[Dataset listings of figures]
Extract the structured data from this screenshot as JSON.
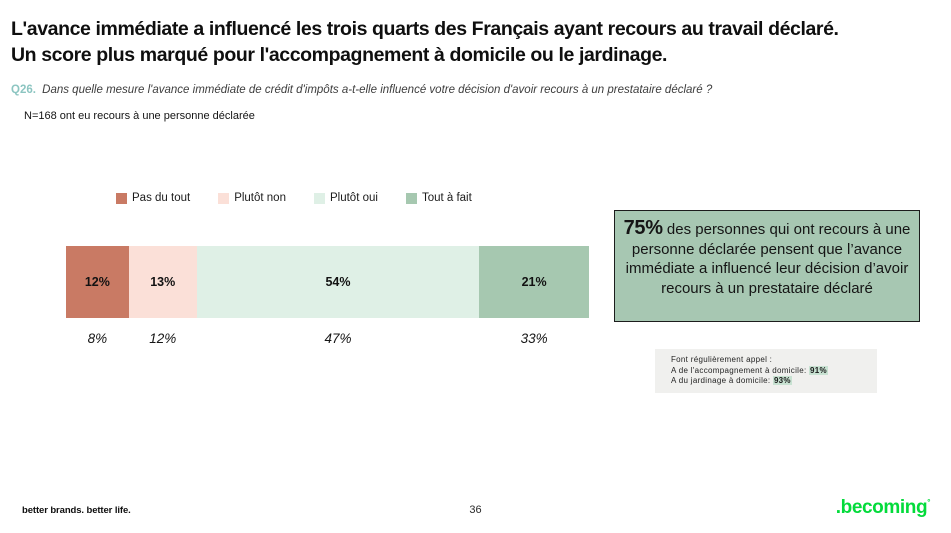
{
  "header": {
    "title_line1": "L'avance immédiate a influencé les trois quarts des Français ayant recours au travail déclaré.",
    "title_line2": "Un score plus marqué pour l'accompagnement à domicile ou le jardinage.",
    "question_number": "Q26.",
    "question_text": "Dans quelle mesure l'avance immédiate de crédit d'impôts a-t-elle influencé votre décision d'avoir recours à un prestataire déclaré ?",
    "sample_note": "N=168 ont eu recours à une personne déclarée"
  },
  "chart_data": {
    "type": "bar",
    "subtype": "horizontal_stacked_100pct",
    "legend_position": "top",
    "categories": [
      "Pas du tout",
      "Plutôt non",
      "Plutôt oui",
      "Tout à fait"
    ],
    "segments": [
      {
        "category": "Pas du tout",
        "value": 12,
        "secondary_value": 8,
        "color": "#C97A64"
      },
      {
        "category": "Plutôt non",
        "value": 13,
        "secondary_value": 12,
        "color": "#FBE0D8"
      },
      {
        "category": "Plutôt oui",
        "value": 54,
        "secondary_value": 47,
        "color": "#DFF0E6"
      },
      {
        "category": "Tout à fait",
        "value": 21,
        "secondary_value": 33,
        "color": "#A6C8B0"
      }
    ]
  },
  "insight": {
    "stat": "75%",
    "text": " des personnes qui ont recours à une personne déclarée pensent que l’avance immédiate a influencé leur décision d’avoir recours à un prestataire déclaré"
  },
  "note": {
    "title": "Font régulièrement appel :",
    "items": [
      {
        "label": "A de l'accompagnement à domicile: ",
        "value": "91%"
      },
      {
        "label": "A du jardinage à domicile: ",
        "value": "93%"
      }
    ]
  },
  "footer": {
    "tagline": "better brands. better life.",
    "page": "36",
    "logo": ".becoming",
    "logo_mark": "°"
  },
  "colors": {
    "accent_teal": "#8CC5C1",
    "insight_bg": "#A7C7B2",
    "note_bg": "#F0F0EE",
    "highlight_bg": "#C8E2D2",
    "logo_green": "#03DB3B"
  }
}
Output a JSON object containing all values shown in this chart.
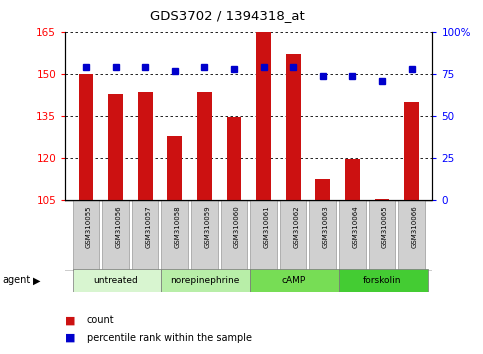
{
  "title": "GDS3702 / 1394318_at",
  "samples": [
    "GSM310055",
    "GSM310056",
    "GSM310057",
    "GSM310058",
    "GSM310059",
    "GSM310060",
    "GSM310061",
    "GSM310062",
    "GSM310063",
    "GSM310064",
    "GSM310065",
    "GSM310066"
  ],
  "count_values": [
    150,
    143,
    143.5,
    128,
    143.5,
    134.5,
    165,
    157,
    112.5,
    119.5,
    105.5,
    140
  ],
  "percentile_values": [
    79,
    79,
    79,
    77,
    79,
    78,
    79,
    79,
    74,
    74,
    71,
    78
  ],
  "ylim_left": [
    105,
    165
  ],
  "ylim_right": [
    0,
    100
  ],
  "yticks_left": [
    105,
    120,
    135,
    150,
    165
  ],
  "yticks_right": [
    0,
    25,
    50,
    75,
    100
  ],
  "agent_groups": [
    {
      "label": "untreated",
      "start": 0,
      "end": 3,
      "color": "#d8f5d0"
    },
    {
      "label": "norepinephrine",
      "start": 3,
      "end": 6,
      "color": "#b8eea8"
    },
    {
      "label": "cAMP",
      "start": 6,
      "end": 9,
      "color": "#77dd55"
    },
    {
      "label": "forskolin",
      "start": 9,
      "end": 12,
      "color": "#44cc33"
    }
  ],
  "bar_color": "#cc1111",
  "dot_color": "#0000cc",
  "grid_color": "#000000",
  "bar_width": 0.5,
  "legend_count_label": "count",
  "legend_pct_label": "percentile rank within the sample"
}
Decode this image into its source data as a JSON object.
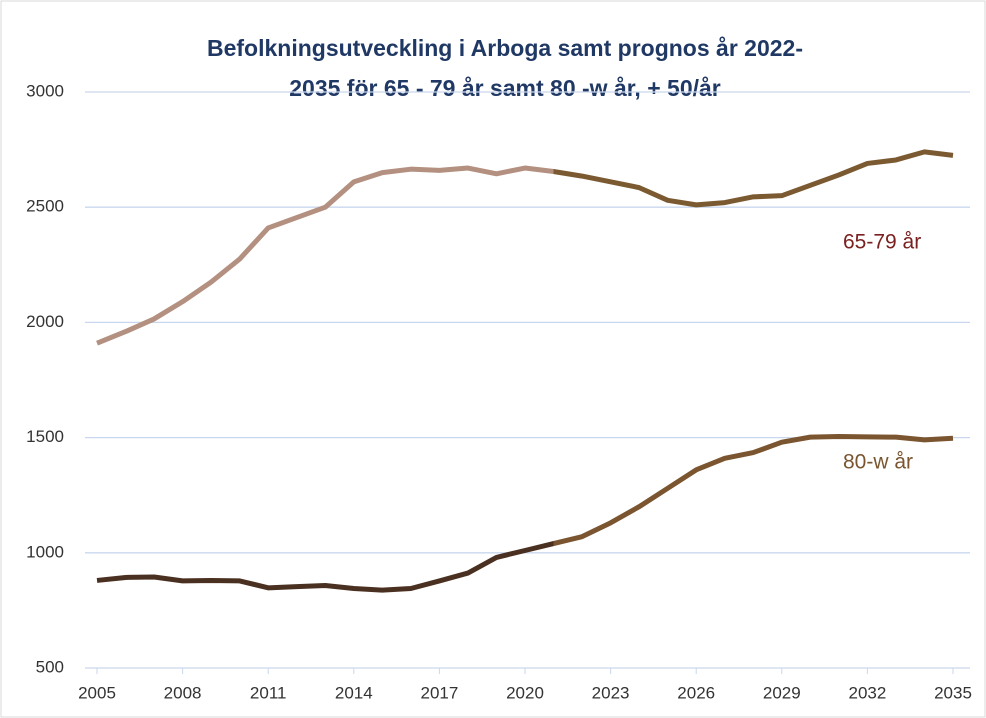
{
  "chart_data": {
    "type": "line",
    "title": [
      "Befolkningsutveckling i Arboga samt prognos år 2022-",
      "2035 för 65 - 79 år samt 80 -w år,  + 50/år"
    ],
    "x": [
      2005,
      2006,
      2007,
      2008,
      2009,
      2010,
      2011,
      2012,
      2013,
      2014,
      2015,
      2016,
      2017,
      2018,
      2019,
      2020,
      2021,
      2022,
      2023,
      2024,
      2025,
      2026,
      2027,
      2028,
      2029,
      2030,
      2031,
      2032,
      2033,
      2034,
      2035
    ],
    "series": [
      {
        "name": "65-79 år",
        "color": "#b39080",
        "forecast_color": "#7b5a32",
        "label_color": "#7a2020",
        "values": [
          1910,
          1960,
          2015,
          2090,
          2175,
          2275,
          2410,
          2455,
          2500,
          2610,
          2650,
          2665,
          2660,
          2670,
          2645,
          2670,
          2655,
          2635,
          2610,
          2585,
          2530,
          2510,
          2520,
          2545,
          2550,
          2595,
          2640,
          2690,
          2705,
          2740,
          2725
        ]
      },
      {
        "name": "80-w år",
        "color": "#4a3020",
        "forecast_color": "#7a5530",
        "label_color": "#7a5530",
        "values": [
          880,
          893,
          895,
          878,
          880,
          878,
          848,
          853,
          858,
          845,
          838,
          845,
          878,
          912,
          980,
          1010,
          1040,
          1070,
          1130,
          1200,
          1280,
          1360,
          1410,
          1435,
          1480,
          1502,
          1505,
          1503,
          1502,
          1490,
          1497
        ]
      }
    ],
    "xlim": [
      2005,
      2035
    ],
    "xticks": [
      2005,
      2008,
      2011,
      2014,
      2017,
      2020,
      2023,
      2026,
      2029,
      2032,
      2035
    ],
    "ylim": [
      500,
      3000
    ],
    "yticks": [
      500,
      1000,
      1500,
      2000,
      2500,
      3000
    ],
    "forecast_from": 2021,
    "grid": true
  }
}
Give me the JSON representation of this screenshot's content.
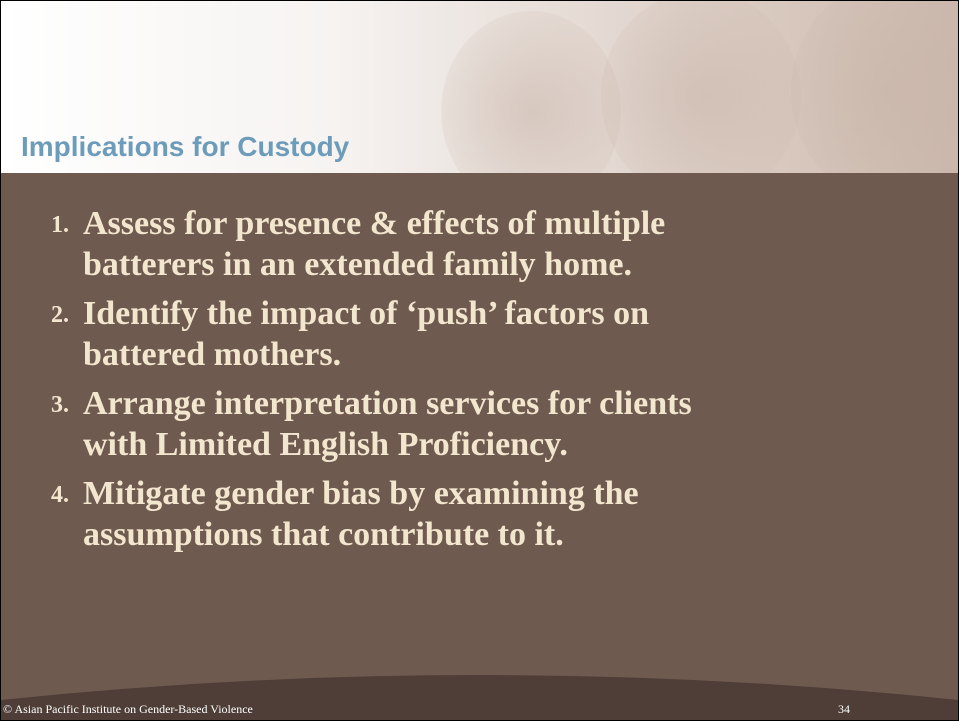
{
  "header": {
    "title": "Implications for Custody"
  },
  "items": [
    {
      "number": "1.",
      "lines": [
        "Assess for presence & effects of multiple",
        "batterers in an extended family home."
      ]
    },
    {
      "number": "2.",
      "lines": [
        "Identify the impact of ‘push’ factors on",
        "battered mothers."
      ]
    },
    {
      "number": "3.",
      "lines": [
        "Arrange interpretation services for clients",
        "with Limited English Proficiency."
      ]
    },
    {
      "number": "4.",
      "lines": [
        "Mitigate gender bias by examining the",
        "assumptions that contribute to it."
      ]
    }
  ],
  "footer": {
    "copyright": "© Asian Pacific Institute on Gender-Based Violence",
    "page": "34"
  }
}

[Required task] List all lines holding the string "Plutôt".

[Full answer]
      "Plutôt non",
      "Plutôt oui",
        "category": "Plutôt non",
        "category": "Plutôt oui",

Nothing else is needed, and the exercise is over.